**WRITTEN REQUEST:**
Gather up every line that includes the string "JSON".

**ITEMS:**
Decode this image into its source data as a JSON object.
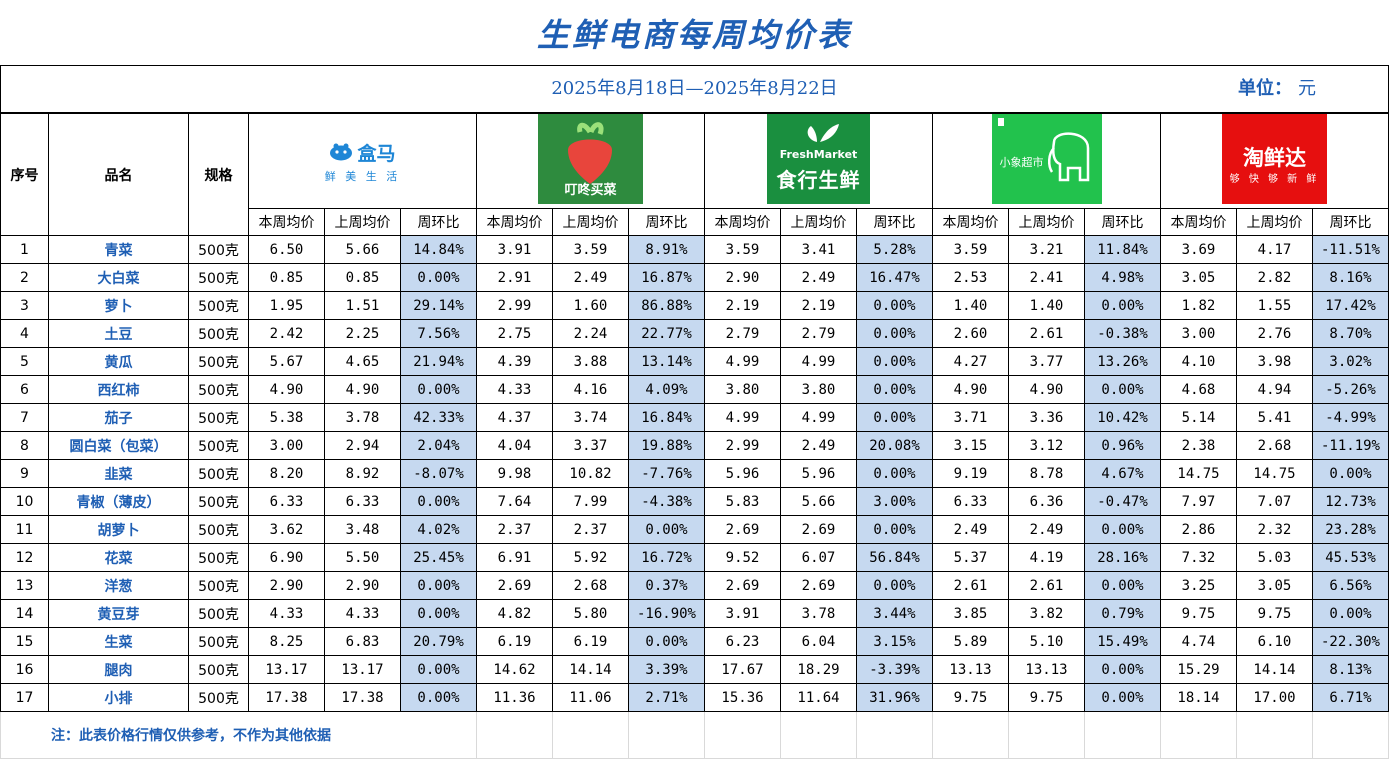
{
  "title": "生鲜电商每周均价表",
  "date_range": "2025年8月18日—2025年8月22日",
  "unit_label": "单位：",
  "unit_value": "元",
  "headers": {
    "index": "序号",
    "name": "品名",
    "spec": "规格",
    "this_week": "本周均价",
    "last_week": "上周均价",
    "wow": "周环比"
  },
  "platforms": [
    {
      "name": "盒马",
      "tagline": "鲜 美 生 活",
      "color": "#1e86d6"
    },
    {
      "name": "叮咚买菜",
      "color": "#2e8b3e"
    },
    {
      "name": "食行生鲜",
      "en": "FreshMarket",
      "color": "#1a8f3f"
    },
    {
      "name": "小象超市",
      "color": "#22c24d"
    },
    {
      "name": "淘鲜达",
      "tagline": "够 快 够 新 鲜",
      "color": "#e60f0f"
    }
  ],
  "rows": [
    {
      "idx": "1",
      "name": "青菜",
      "spec": "500克",
      "p": [
        [
          "6.50",
          "5.66",
          "14.84%"
        ],
        [
          "3.91",
          "3.59",
          "8.91%"
        ],
        [
          "3.59",
          "3.41",
          "5.28%"
        ],
        [
          "3.59",
          "3.21",
          "11.84%"
        ],
        [
          "3.69",
          "4.17",
          "-11.51%"
        ]
      ]
    },
    {
      "idx": "2",
      "name": "大白菜",
      "spec": "500克",
      "p": [
        [
          "0.85",
          "0.85",
          "0.00%"
        ],
        [
          "2.91",
          "2.49",
          "16.87%"
        ],
        [
          "2.90",
          "2.49",
          "16.47%"
        ],
        [
          "2.53",
          "2.41",
          "4.98%"
        ],
        [
          "3.05",
          "2.82",
          "8.16%"
        ]
      ]
    },
    {
      "idx": "3",
      "name": "萝卜",
      "spec": "500克",
      "p": [
        [
          "1.95",
          "1.51",
          "29.14%"
        ],
        [
          "2.99",
          "1.60",
          "86.88%"
        ],
        [
          "2.19",
          "2.19",
          "0.00%"
        ],
        [
          "1.40",
          "1.40",
          "0.00%"
        ],
        [
          "1.82",
          "1.55",
          "17.42%"
        ]
      ]
    },
    {
      "idx": "4",
      "name": "土豆",
      "spec": "500克",
      "p": [
        [
          "2.42",
          "2.25",
          "7.56%"
        ],
        [
          "2.75",
          "2.24",
          "22.77%"
        ],
        [
          "2.79",
          "2.79",
          "0.00%"
        ],
        [
          "2.60",
          "2.61",
          "-0.38%"
        ],
        [
          "3.00",
          "2.76",
          "8.70%"
        ]
      ]
    },
    {
      "idx": "5",
      "name": "黄瓜",
      "spec": "500克",
      "p": [
        [
          "5.67",
          "4.65",
          "21.94%"
        ],
        [
          "4.39",
          "3.88",
          "13.14%"
        ],
        [
          "4.99",
          "4.99",
          "0.00%"
        ],
        [
          "4.27",
          "3.77",
          "13.26%"
        ],
        [
          "4.10",
          "3.98",
          "3.02%"
        ]
      ]
    },
    {
      "idx": "6",
      "name": "西红柿",
      "spec": "500克",
      "p": [
        [
          "4.90",
          "4.90",
          "0.00%"
        ],
        [
          "4.33",
          "4.16",
          "4.09%"
        ],
        [
          "3.80",
          "3.80",
          "0.00%"
        ],
        [
          "4.90",
          "4.90",
          "0.00%"
        ],
        [
          "4.68",
          "4.94",
          "-5.26%"
        ]
      ]
    },
    {
      "idx": "7",
      "name": "茄子",
      "spec": "500克",
      "p": [
        [
          "5.38",
          "3.78",
          "42.33%"
        ],
        [
          "4.37",
          "3.74",
          "16.84%"
        ],
        [
          "4.99",
          "4.99",
          "0.00%"
        ],
        [
          "3.71",
          "3.36",
          "10.42%"
        ],
        [
          "5.14",
          "5.41",
          "-4.99%"
        ]
      ]
    },
    {
      "idx": "8",
      "name": "圆白菜（包菜）",
      "spec": "500克",
      "p": [
        [
          "3.00",
          "2.94",
          "2.04%"
        ],
        [
          "4.04",
          "3.37",
          "19.88%"
        ],
        [
          "2.99",
          "2.49",
          "20.08%"
        ],
        [
          "3.15",
          "3.12",
          "0.96%"
        ],
        [
          "2.38",
          "2.68",
          "-11.19%"
        ]
      ]
    },
    {
      "idx": "9",
      "name": "韭菜",
      "spec": "500克",
      "p": [
        [
          "8.20",
          "8.92",
          "-8.07%"
        ],
        [
          "9.98",
          "10.82",
          "-7.76%"
        ],
        [
          "5.96",
          "5.96",
          "0.00%"
        ],
        [
          "9.19",
          "8.78",
          "4.67%"
        ],
        [
          "14.75",
          "14.75",
          "0.00%"
        ]
      ]
    },
    {
      "idx": "10",
      "name": "青椒（薄皮）",
      "spec": "500克",
      "p": [
        [
          "6.33",
          "6.33",
          "0.00%"
        ],
        [
          "7.64",
          "7.99",
          "-4.38%"
        ],
        [
          "5.83",
          "5.66",
          "3.00%"
        ],
        [
          "6.33",
          "6.36",
          "-0.47%"
        ],
        [
          "7.97",
          "7.07",
          "12.73%"
        ]
      ]
    },
    {
      "idx": "11",
      "name": "胡萝卜",
      "spec": "500克",
      "p": [
        [
          "3.62",
          "3.48",
          "4.02%"
        ],
        [
          "2.37",
          "2.37",
          "0.00%"
        ],
        [
          "2.69",
          "2.69",
          "0.00%"
        ],
        [
          "2.49",
          "2.49",
          "0.00%"
        ],
        [
          "2.86",
          "2.32",
          "23.28%"
        ]
      ]
    },
    {
      "idx": "12",
      "name": "花菜",
      "spec": "500克",
      "p": [
        [
          "6.90",
          "5.50",
          "25.45%"
        ],
        [
          "6.91",
          "5.92",
          "16.72%"
        ],
        [
          "9.52",
          "6.07",
          "56.84%"
        ],
        [
          "5.37",
          "4.19",
          "28.16%"
        ],
        [
          "7.32",
          "5.03",
          "45.53%"
        ]
      ]
    },
    {
      "idx": "13",
      "name": "洋葱",
      "spec": "500克",
      "p": [
        [
          "2.90",
          "2.90",
          "0.00%"
        ],
        [
          "2.69",
          "2.68",
          "0.37%"
        ],
        [
          "2.69",
          "2.69",
          "0.00%"
        ],
        [
          "2.61",
          "2.61",
          "0.00%"
        ],
        [
          "3.25",
          "3.05",
          "6.56%"
        ]
      ]
    },
    {
      "idx": "14",
      "name": "黄豆芽",
      "spec": "500克",
      "p": [
        [
          "4.33",
          "4.33",
          "0.00%"
        ],
        [
          "4.82",
          "5.80",
          "-16.90%"
        ],
        [
          "3.91",
          "3.78",
          "3.44%"
        ],
        [
          "3.85",
          "3.82",
          "0.79%"
        ],
        [
          "9.75",
          "9.75",
          "0.00%"
        ]
      ]
    },
    {
      "idx": "15",
      "name": "生菜",
      "spec": "500克",
      "p": [
        [
          "8.25",
          "6.83",
          "20.79%"
        ],
        [
          "6.19",
          "6.19",
          "0.00%"
        ],
        [
          "6.23",
          "6.04",
          "3.15%"
        ],
        [
          "5.89",
          "5.10",
          "15.49%"
        ],
        [
          "4.74",
          "6.10",
          "-22.30%"
        ]
      ]
    },
    {
      "idx": "16",
      "name": "腿肉",
      "spec": "500克",
      "p": [
        [
          "13.17",
          "13.17",
          "0.00%"
        ],
        [
          "14.62",
          "14.14",
          "3.39%"
        ],
        [
          "17.67",
          "18.29",
          "-3.39%"
        ],
        [
          "13.13",
          "13.13",
          "0.00%"
        ],
        [
          "15.29",
          "14.14",
          "8.13%"
        ]
      ]
    },
    {
      "idx": "17",
      "name": "小排",
      "spec": "500克",
      "p": [
        [
          "17.38",
          "17.38",
          "0.00%"
        ],
        [
          "11.36",
          "11.06",
          "2.71%"
        ],
        [
          "15.36",
          "11.64",
          "31.96%"
        ],
        [
          "9.75",
          "9.75",
          "0.00%"
        ],
        [
          "18.14",
          "17.00",
          "6.71%"
        ]
      ]
    }
  ],
  "note": "注：此表价格行情仅供参考，不作为其他依据"
}
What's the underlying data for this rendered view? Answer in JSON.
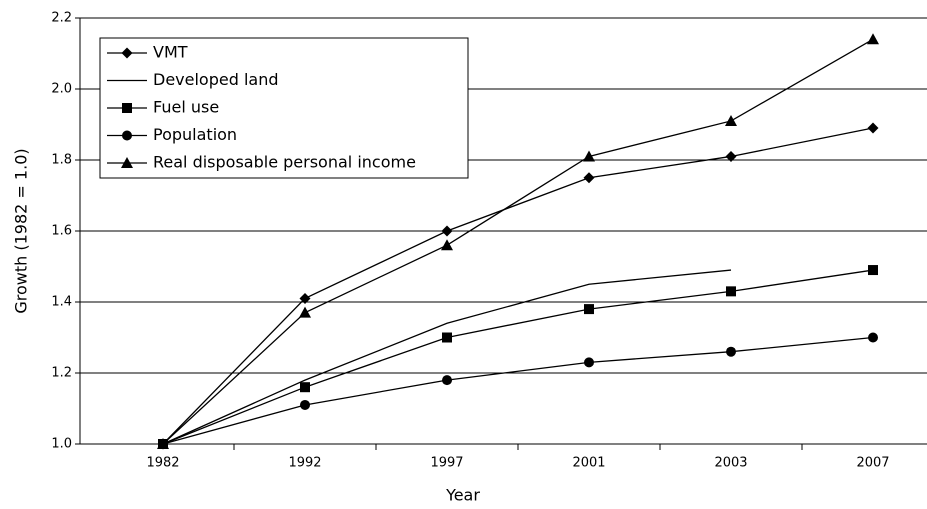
{
  "chart_data": {
    "type": "line",
    "x_label": "Year",
    "y_label": "Growth (1982 = 1.0)",
    "categories": [
      "1982",
      "1992",
      "1997",
      "2001",
      "2003",
      "2007"
    ],
    "series": [
      {
        "name": "VMT",
        "color": "#000000",
        "marker": "diamond",
        "values": [
          1.0,
          1.41,
          1.6,
          1.75,
          1.81,
          1.89
        ]
      },
      {
        "name": "Developed land",
        "color": "#000000",
        "marker": "none",
        "values": [
          1.0,
          1.18,
          1.34,
          1.45,
          1.49,
          null
        ]
      },
      {
        "name": "Fuel use",
        "color": "#000000",
        "marker": "square",
        "values": [
          1.0,
          1.16,
          1.3,
          1.38,
          1.43,
          1.49
        ]
      },
      {
        "name": "Population",
        "color": "#000000",
        "marker": "circle",
        "values": [
          1.0,
          1.11,
          1.18,
          1.23,
          1.26,
          1.3
        ]
      },
      {
        "name": "Real disposable personal income",
        "color": "#000000",
        "marker": "triangle",
        "values": [
          1.0,
          1.37,
          1.56,
          1.81,
          1.91,
          2.14
        ]
      }
    ],
    "ylim": [
      1.0,
      2.2
    ],
    "yticks": [
      {
        "value": 1.0,
        "label": "1.0"
      },
      {
        "value": 1.2,
        "label": "1.2"
      },
      {
        "value": 1.4,
        "label": "1.4"
      },
      {
        "value": 1.6,
        "label": "1.6"
      },
      {
        "value": 1.8,
        "label": "1.8"
      },
      {
        "value": 2.0,
        "label": "2.0"
      },
      {
        "value": 2.2,
        "label": "2.2"
      }
    ],
    "grid": true,
    "legend": "upper left"
  }
}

**RESULT BELOW:**
Decode this image into its source data as a JSON object.
What's the underlying data for this rendered view? Answer in JSON.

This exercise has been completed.